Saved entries
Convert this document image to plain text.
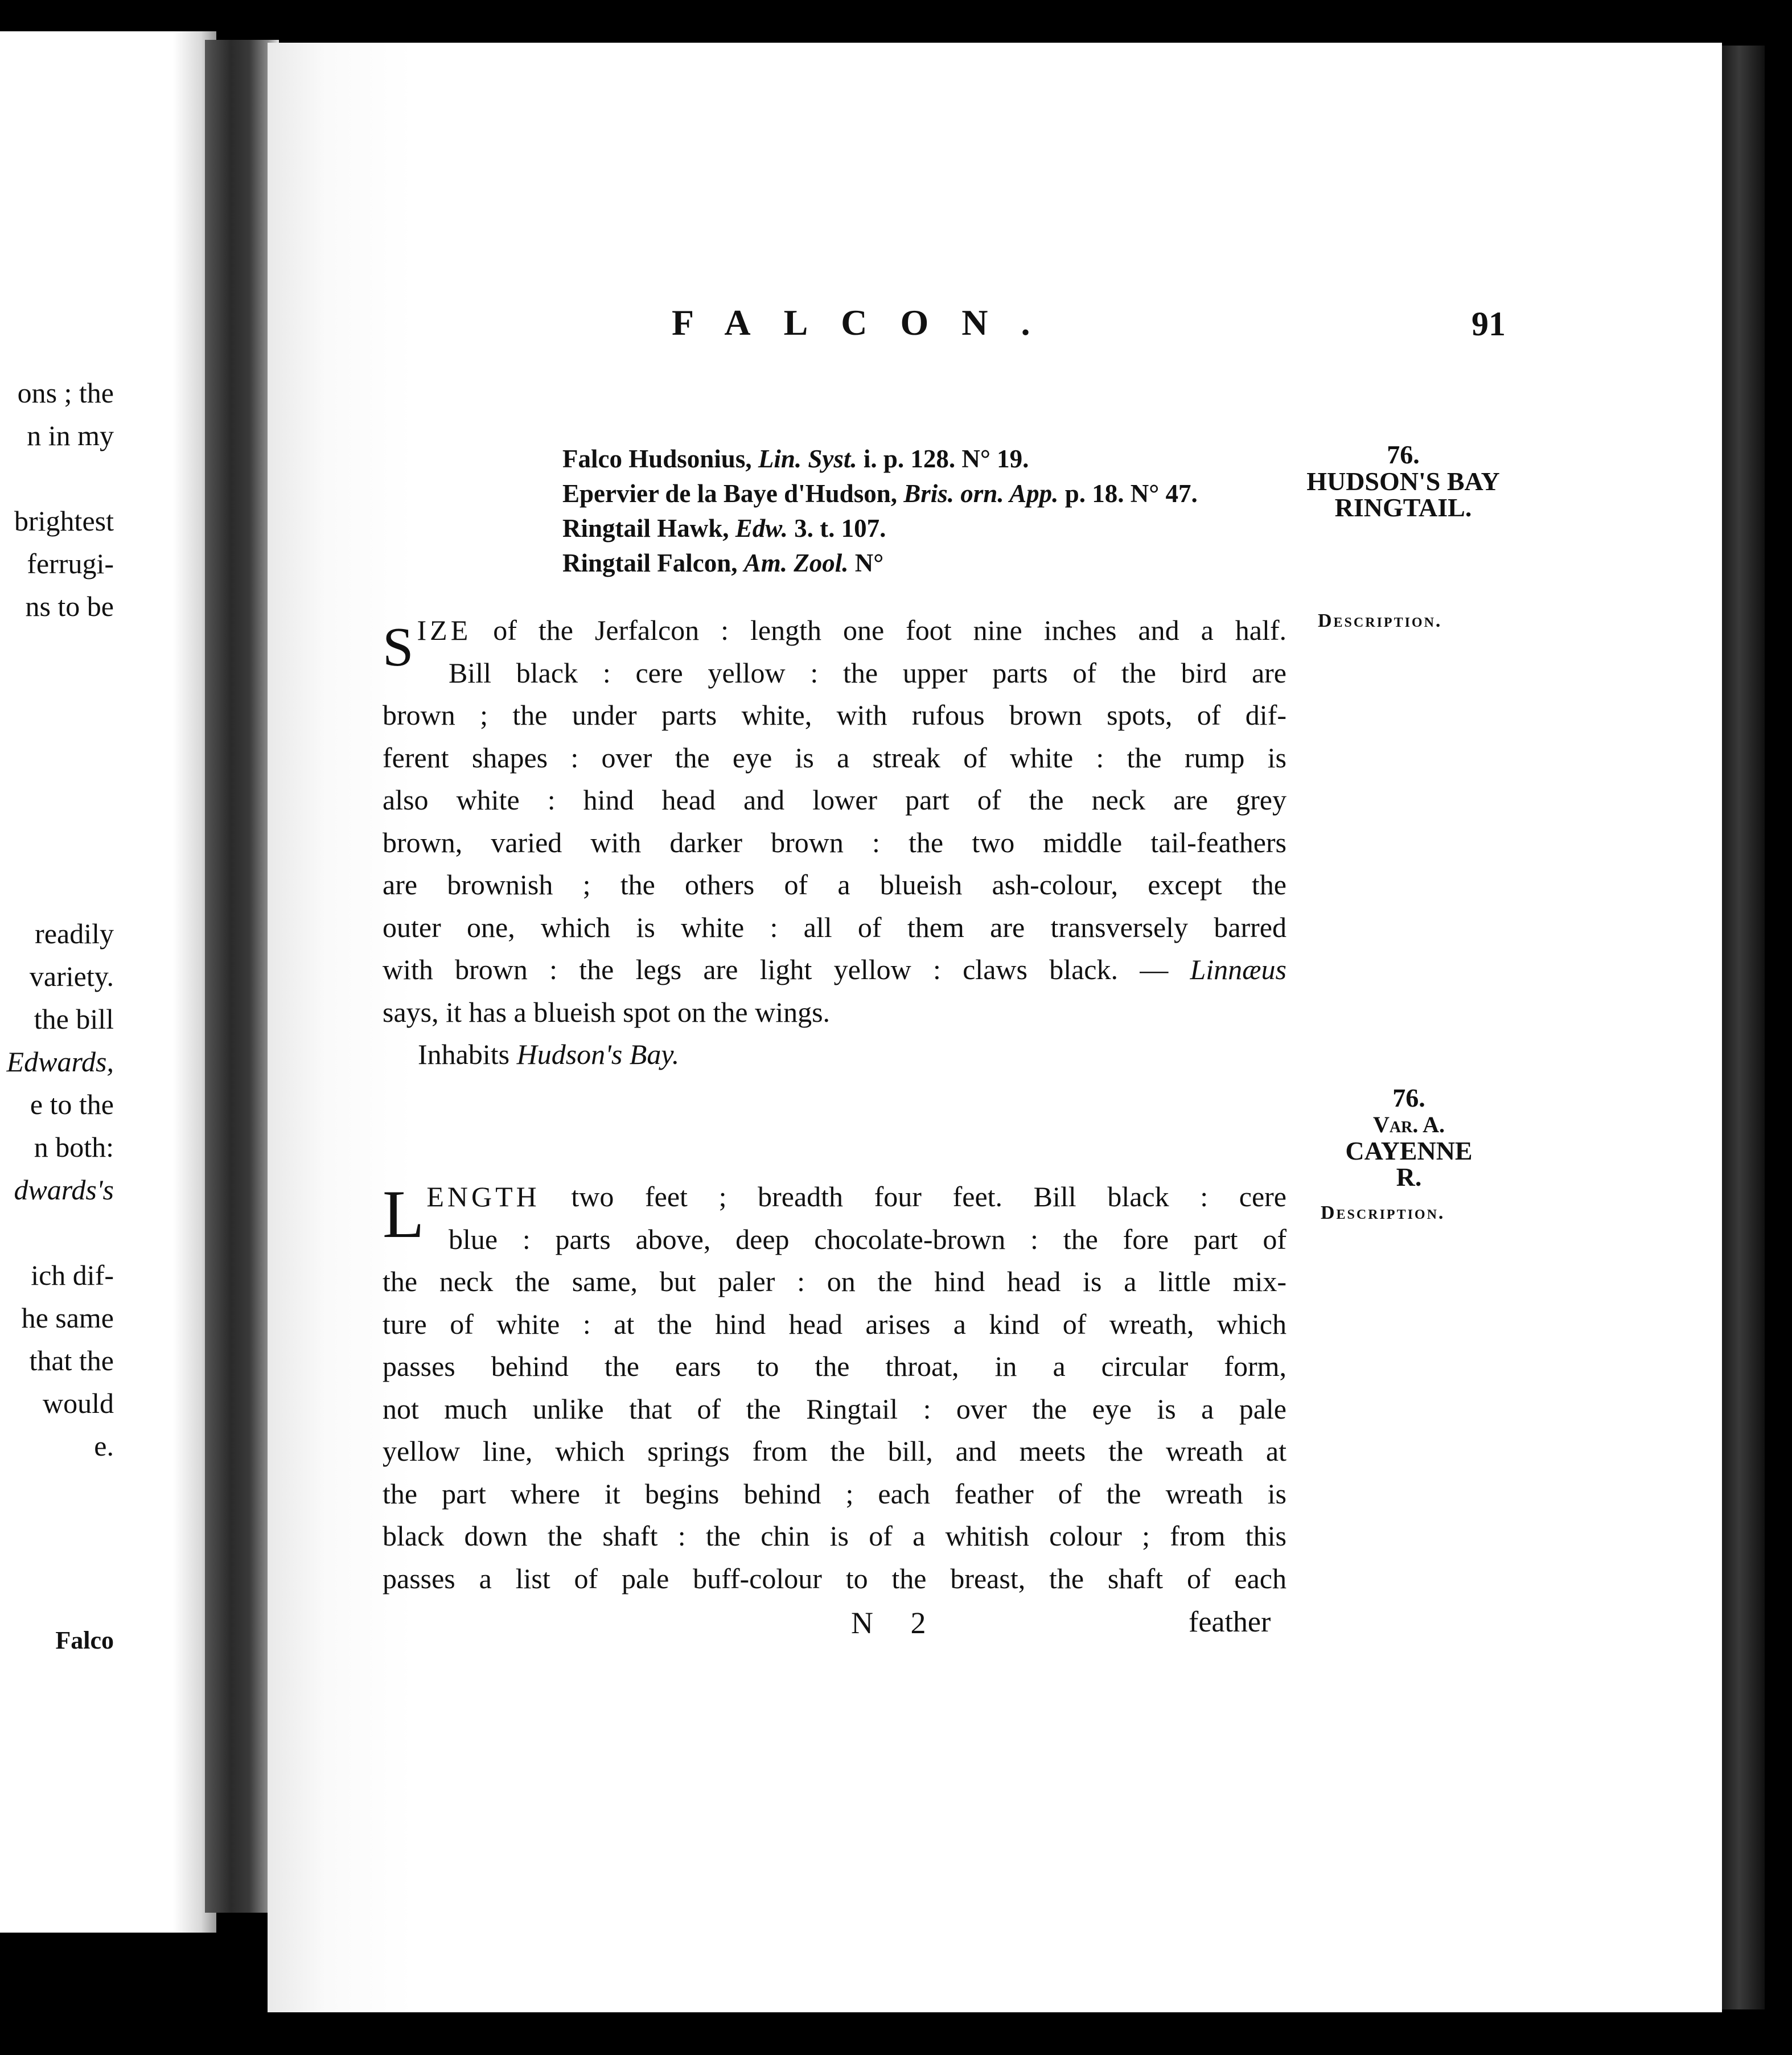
ons ; the
n in my
brightest
ferrugi-
ns to be
readily
variety.
the bill
Edwards,
e to the
n both:
dwards's
ich dif-
he same
that the
would
e.
Falco
FALCON.	91
Falco Hudsonius, Lin. Syst. i. p. 128. N° 19.
Epervier de la Baye d'Hudson, Bris. orn. App. p. 18. N° 47.
Ringtail Hawk, Edw. 3. t. 107.
Ringtail Falcon, Am. Zool. N°
76.
HUDSON'S BAY
RINGTAIL.
Description.
76.
Var. A.
CAYENNE
R.
Description.
S IZE of the Jerfalcon : length one foot nine inches and a half.
Bill black : cere yellow : the upper parts of the bird are
brown ; the under parts white, with rufous brown spots, of dif-
ferent shapes : over the eye is a streak of white : the rump is
also white : hind head and lower part of the neck are grey
brown, varied with darker brown : the two middle tail-feathers
are brownish ; the others of a blueish ash-colour, except the
outer one, which is white : all of them are transversely barred
with brown : the legs are light yellow : claws black. — Linnæus
says, it has a blueish spot on the wings.
Inhabits Hudson's Bay.
L ENGTH two feet ; breadth four feet. Bill black : cere
blue : parts above, deep chocolate-brown : the fore part of
the neck the same, but paler : on the hind head is a little mix-
ture of white : at the hind head arises a kind of wreath, which
passes behind the ears to the throat, in a circular form,
not much unlike that of the Ringtail : over the eye is a pale
yellow line, which springs from the bill, and meets the wreath at
the part where it begins behind ; each feather of the wreath is
black down the shaft : the chin is of a whitish colour ; from this
passes a list of pale buff-colour to the breast, the shaft of each
N 2	feather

[Instruction]
Quote the data above in full, leaving out the pictures it holds.

[Task solution]
Convert this document image to plain text.
ons ; the
n in my
brightest
ferrugi-
ns to be
readily
variety.
the bill
Edwards,
e to the
n both:
dwards's
ich dif-
he same
that the
would
e.
Falco
FALCON.	91
Falco Hudsonius, Lin. Syst. i. p. 128. N° 19.
Epervier de la Baye d'Hudson, Bris. orn. App. p. 18. N° 47.
Ringtail Hawk, Edw. 3. t. 107.
Ringtail Falcon, Am. Zool. N°
76.
HUDSON'S BAY
RINGTAIL.
Description.
76.
Var. A.
CAYENNE
R.
Description.
S IZE of the Jerfalcon : length one foot nine inches and a half.
Bill black : cere yellow : the upper parts of the bird are
brown ; the under parts white, with rufous brown spots, of dif-
ferent shapes : over the eye is a streak of white : the rump is
also white : hind head and lower part of the neck are grey
brown, varied with darker brown : the two middle tail-feathers
are brownish ; the others of a blueish ash-colour, except the
outer one, which is white : all of them are transversely barred
with brown : the legs are light yellow : claws black. — Linnæus
says, it has a blueish spot on the wings.
Inhabits Hudson's Bay.
L ENGTH two feet ; breadth four feet. Bill black : cere
blue : parts above, deep chocolate-brown : the fore part of
the neck the same, but paler : on the hind head is a little mix-
ture of white : at the hind head arises a kind of wreath, which
passes behind the ears to the throat, in a circular form,
not much unlike that of the Ringtail : over the eye is a pale
yellow line, which springs from the bill, and meets the wreath at
the part where it begins behind ; each feather of the wreath is
black down the shaft : the chin is of a whitish colour ; from this
passes a list of pale buff-colour to the breast, the shaft of each
N 2	feather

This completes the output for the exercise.